Copy out all the records below with each "candle-body" changed to "candle-rect" and nothing else altered, leaving out the pictures.
START THE INPUT
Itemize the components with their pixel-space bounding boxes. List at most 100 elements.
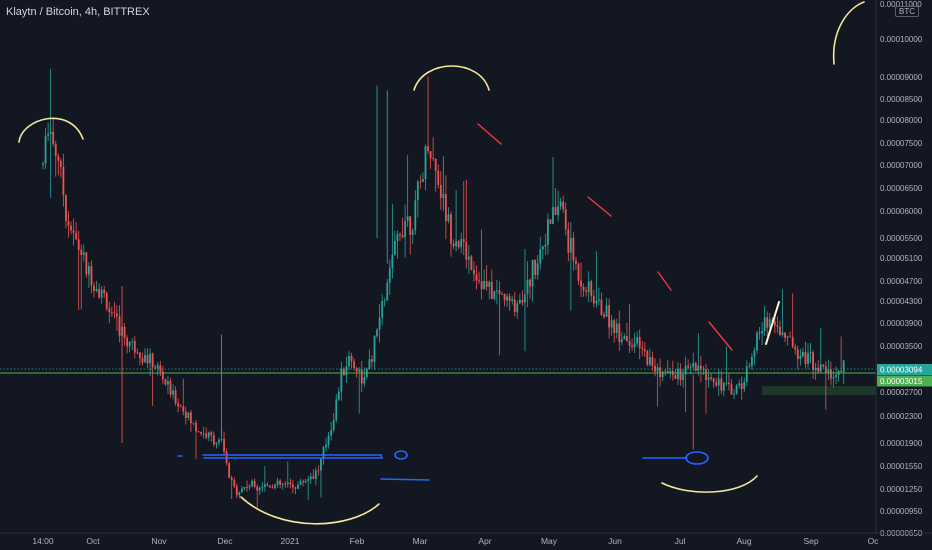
candle-body bbox=[343, 368, 345, 376]
white-trend-aug bbox=[765, 301, 780, 345]
candle-body bbox=[105, 293, 108, 309]
candle-body bbox=[779, 326, 781, 336]
candle-body bbox=[600, 299, 603, 315]
candle-body bbox=[133, 340, 136, 353]
candle-body bbox=[577, 263, 580, 281]
candlesticks bbox=[42, 68, 845, 510]
candle-body bbox=[200, 431, 202, 434]
candle-body bbox=[396, 234, 399, 241]
candle-body bbox=[470, 256, 473, 270]
y-tick-label: 0.00007000 bbox=[880, 161, 923, 170]
candle-body bbox=[485, 281, 488, 287]
blue-support-left bbox=[202, 454, 384, 459]
candle-body bbox=[562, 201, 565, 210]
candle-body bbox=[409, 216, 412, 235]
candle-body bbox=[763, 317, 766, 331]
candle-body bbox=[172, 390, 174, 395]
candle-body bbox=[493, 291, 496, 299]
candle-body bbox=[284, 483, 287, 485]
candle-body bbox=[758, 332, 761, 334]
candle-body bbox=[669, 370, 672, 373]
candle-body bbox=[332, 420, 335, 430]
candle-body bbox=[263, 484, 266, 487]
candle-body bbox=[592, 296, 595, 304]
candle-body bbox=[355, 368, 358, 372]
candle-body bbox=[447, 214, 450, 222]
candle-body bbox=[350, 355, 353, 362]
candle-body bbox=[564, 209, 567, 230]
candle-body bbox=[608, 305, 610, 328]
candle-body bbox=[730, 383, 733, 395]
x-tick-label: 2021 bbox=[281, 536, 300, 546]
candle-body bbox=[59, 160, 62, 167]
candle-body bbox=[434, 158, 437, 171]
y-tick-label: 0.00002700 bbox=[880, 388, 923, 397]
candle-body bbox=[151, 353, 154, 368]
candle-body bbox=[110, 312, 113, 314]
candle-body bbox=[281, 483, 284, 485]
yellow-curve-top-right bbox=[832, 1, 865, 65]
candle-body bbox=[460, 239, 463, 248]
candle-body bbox=[682, 374, 684, 381]
candle-body bbox=[376, 329, 378, 337]
candle-body bbox=[465, 241, 468, 260]
candle-body bbox=[289, 482, 292, 485]
candle-body bbox=[67, 221, 70, 226]
candle-body bbox=[819, 364, 822, 372]
candle-body bbox=[312, 476, 315, 479]
candle-body bbox=[641, 348, 644, 350]
x-tick-label: Aug bbox=[736, 536, 751, 546]
candle-body bbox=[827, 369, 830, 374]
candle-body bbox=[304, 480, 307, 483]
candle-body bbox=[735, 385, 738, 395]
y-tick-label: 0.00002300 bbox=[880, 412, 923, 421]
candle-body bbox=[169, 380, 172, 395]
last-price-tag: 0.00003094 bbox=[877, 364, 932, 375]
time-axis[interactable]: 14:00 Oct Nov Dec 2021 Feb Mar Apr May Jun Jul Aug S… bbox=[32, 536, 879, 546]
candle-body bbox=[401, 235, 404, 238]
red-line-may bbox=[587, 196, 612, 217]
candle-body bbox=[534, 259, 537, 275]
candle-body bbox=[358, 369, 361, 372]
svg-text:0.00003015: 0.00003015 bbox=[880, 377, 923, 386]
candle-body bbox=[406, 216, 409, 221]
candle-body bbox=[274, 484, 276, 488]
candle-body bbox=[207, 432, 210, 438]
candle-body bbox=[47, 133, 49, 136]
candle-body bbox=[773, 321, 776, 326]
candle-body bbox=[238, 492, 241, 496]
candle-body bbox=[146, 355, 149, 364]
candle-body bbox=[294, 487, 297, 489]
candle-body bbox=[314, 470, 317, 479]
candle-body bbox=[582, 286, 585, 291]
candle-body bbox=[689, 367, 692, 368]
y-tick-label: 0.00009000 bbox=[880, 73, 923, 82]
candle-body bbox=[697, 365, 700, 371]
candle-body bbox=[547, 219, 549, 245]
candle-body bbox=[62, 166, 65, 196]
candle-body bbox=[52, 131, 55, 145]
candle-body bbox=[77, 239, 80, 250]
candle-body bbox=[664, 371, 667, 373]
candle-body bbox=[587, 281, 590, 293]
candle-body bbox=[722, 382, 725, 391]
candle-body bbox=[72, 230, 75, 233]
y-tick-label: 0.00010000 bbox=[880, 35, 923, 44]
candle-body bbox=[192, 422, 195, 424]
candle-body bbox=[631, 345, 633, 348]
candle-body bbox=[345, 366, 348, 376]
candle-body bbox=[620, 339, 623, 343]
candle-body bbox=[651, 357, 654, 366]
candle-body bbox=[575, 260, 577, 264]
candle-body bbox=[666, 371, 669, 373]
candle-body bbox=[179, 406, 182, 408]
candle-body bbox=[475, 274, 478, 281]
x-tick-label: Oct bbox=[86, 536, 100, 546]
annotations bbox=[18, 1, 865, 525]
currency-badge[interactable]: BTC bbox=[895, 6, 919, 17]
candle-body bbox=[98, 288, 100, 298]
candle-body bbox=[248, 486, 251, 488]
candle-body bbox=[422, 179, 424, 182]
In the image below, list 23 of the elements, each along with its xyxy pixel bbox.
END THE INPUT
IN RESPONSE:
Itemize the components with their pixel-space bounding boxes. List at most 100 elements.
candle-rect bbox=[343, 368, 345, 376]
white-trend-aug bbox=[765, 301, 780, 345]
candle-rect bbox=[105, 293, 108, 309]
candle-rect bbox=[779, 326, 781, 336]
candle-rect bbox=[600, 299, 603, 315]
candle-rect bbox=[133, 340, 136, 353]
candle-rect bbox=[577, 263, 580, 281]
candlesticks bbox=[42, 68, 845, 510]
candle-rect bbox=[200, 431, 202, 434]
candle-rect bbox=[396, 234, 399, 241]
candle-rect bbox=[470, 256, 473, 270]
y-tick-label: 0.00007000 bbox=[880, 161, 923, 170]
candle-rect bbox=[485, 281, 488, 287]
blue-support-left bbox=[202, 454, 384, 459]
candle-rect bbox=[562, 201, 565, 210]
candle-rect bbox=[409, 216, 412, 235]
candle-rect bbox=[763, 317, 766, 331]
candle-rect bbox=[172, 390, 174, 395]
candle-rect bbox=[493, 291, 496, 299]
candle-rect bbox=[284, 483, 287, 485]
candle-rect bbox=[758, 332, 761, 334]
candle-rect bbox=[669, 370, 672, 373]
candle-rect bbox=[332, 420, 335, 430]
candle-rect bbox=[263, 484, 266, 487]
candle-rect bbox=[592, 296, 595, 304]
candle-rect bbox=[355, 368, 358, 372]
candle-rect bbox=[447, 214, 450, 222]
candle-rect bbox=[350, 355, 353, 362]
candle-rect bbox=[564, 209, 567, 230]
candle-rect bbox=[608, 305, 610, 328]
candle-rect bbox=[730, 383, 733, 395]
x-tick-label: 2021 bbox=[281, 536, 300, 546]
candle-rect bbox=[59, 160, 62, 167]
candle-rect bbox=[434, 158, 437, 171]
y-tick-label: 0.00002700 bbox=[880, 388, 923, 397]
candle-rect bbox=[151, 353, 154, 368]
candle-rect bbox=[110, 312, 113, 314]
candle-rect bbox=[281, 483, 284, 485]
yellow-curve-top-right bbox=[832, 1, 865, 65]
candle-rect bbox=[460, 239, 463, 248]
candle-rect bbox=[682, 374, 684, 381]
candle-rect bbox=[376, 329, 378, 337]
candle-rect bbox=[465, 241, 468, 260]
candle-rect bbox=[289, 482, 292, 485]
candle-rect bbox=[67, 221, 70, 226]
candle-rect bbox=[819, 364, 822, 372]
candle-rect bbox=[312, 476, 315, 479]
candle-rect bbox=[641, 348, 644, 350]
x-tick-label: Aug bbox=[736, 536, 751, 546]
candle-rect bbox=[827, 369, 830, 374]
candle-rect bbox=[304, 480, 307, 483]
candle-rect bbox=[735, 385, 738, 395]
y-tick-label: 0.00002300 bbox=[880, 412, 923, 421]
candle-rect bbox=[169, 380, 172, 395]
last-price-tag: 0.00003094 bbox=[877, 364, 932, 375]
time-axis[interactable]: 14:00 Oct Nov Dec 2021 Feb Mar Apr May Jun Jul Aug S… bbox=[32, 536, 879, 546]
candle-rect bbox=[401, 235, 404, 238]
red-line-may bbox=[587, 196, 612, 217]
candle-rect bbox=[534, 259, 537, 275]
candle-rect bbox=[358, 369, 361, 372]
svg-text:0.00003015: 0.00003015 bbox=[880, 377, 923, 386]
candle-rect bbox=[406, 216, 409, 221]
candle-rect bbox=[274, 484, 276, 488]
candle-rect bbox=[207, 432, 210, 438]
candle-rect bbox=[47, 133, 49, 136]
candle-rect bbox=[773, 321, 776, 326]
candle-rect bbox=[238, 492, 241, 496]
candle-rect bbox=[146, 355, 149, 364]
candle-rect bbox=[294, 487, 297, 489]
candle-rect bbox=[314, 470, 317, 479]
candle-rect bbox=[582, 286, 585, 291]
candle-rect bbox=[689, 367, 692, 368]
y-tick-label: 0.00009000 bbox=[880, 73, 923, 82]
candle-rect bbox=[697, 365, 700, 371]
candle-rect bbox=[547, 219, 549, 245]
candle-rect bbox=[62, 166, 65, 196]
candle-rect bbox=[52, 131, 55, 145]
candle-rect bbox=[77, 239, 80, 250]
candle-rect bbox=[664, 371, 667, 373]
candle-rect bbox=[587, 281, 590, 293]
candle-rect bbox=[722, 382, 725, 391]
candle-rect bbox=[72, 230, 75, 233]
y-tick-label: 0.00010000 bbox=[880, 35, 923, 44]
candle-rect bbox=[192, 422, 195, 424]
candle-rect bbox=[631, 345, 633, 348]
candle-rect bbox=[345, 366, 348, 376]
candle-rect bbox=[620, 339, 623, 343]
candle-rect bbox=[651, 357, 654, 366]
candle-rect bbox=[575, 260, 577, 264]
candle-rect bbox=[666, 371, 669, 373]
candle-rect bbox=[179, 406, 182, 408]
candle-rect bbox=[475, 274, 478, 281]
x-tick-label: Oct bbox=[86, 536, 100, 546]
annotations bbox=[18, 1, 865, 525]
currency-badge[interactable]: BTC bbox=[895, 6, 919, 17]
candle-rect bbox=[98, 288, 100, 298]
candle-rect bbox=[248, 486, 251, 488]
candle-rect bbox=[422, 179, 424, 182]
In the image below, list 23 of the elements, each along with its xyxy pixel bbox.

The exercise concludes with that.